- _Objective_
Find each line with "すべてのアクセス許可" and copy it.

— START —

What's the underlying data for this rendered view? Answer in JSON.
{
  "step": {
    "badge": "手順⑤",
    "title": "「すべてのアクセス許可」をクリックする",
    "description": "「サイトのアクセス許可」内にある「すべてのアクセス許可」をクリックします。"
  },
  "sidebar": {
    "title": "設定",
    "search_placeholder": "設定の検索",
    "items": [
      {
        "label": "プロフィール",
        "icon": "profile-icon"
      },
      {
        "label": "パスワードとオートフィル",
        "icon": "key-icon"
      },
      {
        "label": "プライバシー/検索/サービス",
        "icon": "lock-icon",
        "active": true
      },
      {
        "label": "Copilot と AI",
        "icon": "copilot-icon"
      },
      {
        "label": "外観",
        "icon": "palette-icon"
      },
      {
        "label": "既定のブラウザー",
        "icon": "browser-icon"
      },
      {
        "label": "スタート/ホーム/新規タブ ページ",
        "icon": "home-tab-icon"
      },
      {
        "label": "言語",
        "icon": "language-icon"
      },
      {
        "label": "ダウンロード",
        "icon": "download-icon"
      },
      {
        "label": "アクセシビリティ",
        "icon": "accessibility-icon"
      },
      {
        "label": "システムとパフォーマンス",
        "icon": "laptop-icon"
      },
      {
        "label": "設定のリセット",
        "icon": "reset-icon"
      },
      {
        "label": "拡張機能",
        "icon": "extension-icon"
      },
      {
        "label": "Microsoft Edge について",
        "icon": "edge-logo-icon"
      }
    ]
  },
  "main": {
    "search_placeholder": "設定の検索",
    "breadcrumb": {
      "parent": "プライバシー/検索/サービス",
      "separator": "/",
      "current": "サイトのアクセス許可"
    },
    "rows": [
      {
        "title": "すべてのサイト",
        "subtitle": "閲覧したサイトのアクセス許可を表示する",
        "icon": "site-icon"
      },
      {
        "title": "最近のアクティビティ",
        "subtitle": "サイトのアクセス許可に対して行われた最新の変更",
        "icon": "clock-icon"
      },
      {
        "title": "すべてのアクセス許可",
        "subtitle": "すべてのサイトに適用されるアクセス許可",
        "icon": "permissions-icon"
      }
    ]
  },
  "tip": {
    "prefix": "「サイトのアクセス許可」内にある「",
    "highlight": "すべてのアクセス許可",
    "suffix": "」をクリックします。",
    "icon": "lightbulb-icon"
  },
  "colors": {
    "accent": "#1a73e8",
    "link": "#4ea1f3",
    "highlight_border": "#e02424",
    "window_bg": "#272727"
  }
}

— END —

- _Result_
    "title": "「すべてのアクセス許可」をクリックする",
    "description": "「サイトのアクセス許可」内にある「すべてのアクセス許可」をクリックします。"
        "title": "すべてのアクセス許可",
    "highlight": "すべてのアクセス許可",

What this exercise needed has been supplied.